### Text shown
● ● ● ●

Why is this a problem? Many people advocate starting each sentence on a new
line, so that diffs between versions of a document are more intelligible -
they'll show you just the sentences that have changed, rather than whole
paragraphs.

------
b6fan
I sometimes find LaTeX too verbose. And sometimes it's very tricky to do
seemingly trivial things.

For web development, HTML, CSS, Javascript can be written directly, or
generated by some other template language like haml, slim, coffeescript, sass,
stylus, etc.

I believe the same applies to TeX. Although AFAIK there aren't template
languages targeting TeX, treating TeX as "dynamic HTML" or just use your
favorite language to generate TeX sometimes turns out to be much cleaner and
more maintainable code. The generated TeX is not human-read friendly, but just
works.

------
Fice
Also there is LyX ([http://www.lyx.org/](http://www.lyx.org/)), which tries to
combine the advantages of both worlds.

------
rbehrends
I have to say, the underlying paper scares me a bit. It seems to be pretty
heavy on research politics, driven by a very limited study, and the authors do
not even seem to grasp the mechanics that underlie the generation of computer
documents very well.

Example: "In all other cases, we think that scholarly journals should request
authors to submit their documents in Word or PDF format. We believe that this
would be a good policy for two reasons. First, we think that the appearance of
the text is secondary to the scientific merit of an article and its impact to
the field. And, second, preventing researchers from producing documents in
LaTeX would save time and money to maximize the benefit of research and
development for both the research team and the public."

I am honestly not sure how they think accepting papers in PDF format would
prevent researchers "from producing documents in LaTeX". Do they really not
know that not only can you generate PDF from LaTeX, but that that is what is
commonly being done?

Second, do they really not understand that there are options other than Word
or LaTeX? I know of quite a few people who use Pandoc (Markdown + some inline
LaTeX for when you need equations/references) [1]. Others use a non-Word word
processor (e.g. because they're running on Linux). Others again use LyX. This
casts doubt upon their ability to make policy recommendations when their
understanding of the available toolset is incomplete.

● ● ● ●

### The request
From the LaTeX thread, return the passage starting with "Why is this" and going on through "stylus, etc.", copied word for word.

Data entries
● ● ● ●

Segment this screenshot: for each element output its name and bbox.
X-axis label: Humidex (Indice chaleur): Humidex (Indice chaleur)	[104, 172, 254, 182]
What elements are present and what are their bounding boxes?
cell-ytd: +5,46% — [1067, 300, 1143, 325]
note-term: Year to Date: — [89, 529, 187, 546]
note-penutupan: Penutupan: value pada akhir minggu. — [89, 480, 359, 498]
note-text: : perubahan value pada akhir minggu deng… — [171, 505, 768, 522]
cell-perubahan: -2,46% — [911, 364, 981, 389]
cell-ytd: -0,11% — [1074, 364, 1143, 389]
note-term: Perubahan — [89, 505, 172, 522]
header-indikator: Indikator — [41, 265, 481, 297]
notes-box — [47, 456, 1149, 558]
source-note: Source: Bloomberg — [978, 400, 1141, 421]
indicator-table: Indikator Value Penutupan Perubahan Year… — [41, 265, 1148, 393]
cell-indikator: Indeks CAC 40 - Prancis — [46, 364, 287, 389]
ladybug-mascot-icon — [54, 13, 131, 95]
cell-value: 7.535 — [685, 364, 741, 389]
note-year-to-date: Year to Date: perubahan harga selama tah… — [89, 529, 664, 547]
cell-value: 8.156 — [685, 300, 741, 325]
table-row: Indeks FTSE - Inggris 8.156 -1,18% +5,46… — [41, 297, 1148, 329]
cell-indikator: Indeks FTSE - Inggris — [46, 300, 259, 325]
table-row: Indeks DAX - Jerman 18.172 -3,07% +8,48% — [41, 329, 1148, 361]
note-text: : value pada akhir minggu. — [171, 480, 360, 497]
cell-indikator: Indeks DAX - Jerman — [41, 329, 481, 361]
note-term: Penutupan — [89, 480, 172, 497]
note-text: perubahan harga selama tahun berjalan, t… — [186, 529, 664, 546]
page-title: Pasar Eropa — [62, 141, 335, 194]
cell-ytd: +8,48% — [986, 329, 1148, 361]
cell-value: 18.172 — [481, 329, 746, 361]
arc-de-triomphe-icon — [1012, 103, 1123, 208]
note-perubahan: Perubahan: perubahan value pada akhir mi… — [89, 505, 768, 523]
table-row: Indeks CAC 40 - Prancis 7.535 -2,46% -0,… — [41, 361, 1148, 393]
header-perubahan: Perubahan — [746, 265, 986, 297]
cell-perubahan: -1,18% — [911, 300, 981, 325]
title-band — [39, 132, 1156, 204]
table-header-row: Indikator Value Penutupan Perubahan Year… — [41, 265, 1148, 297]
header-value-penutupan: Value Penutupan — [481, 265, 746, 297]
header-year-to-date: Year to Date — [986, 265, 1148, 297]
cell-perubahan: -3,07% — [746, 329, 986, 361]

● ● ● ●

### Response to the exercise
Why is this a problem? Many people advocate starting each sentence on a new
line, so that diffs between versions of a document are more intelligible -
they'll show you just the sentences that have changed, rather than whole
paragraphs.

------
b6fan
I sometimes find LaTeX too verbose. And sometimes it's very tricky to do
seemingly trivial things.

For web development, HTML, CSS, Javascript can be written directly, or
generated by some other template language like haml, slim, coffeescript, sass,
stylus, etc.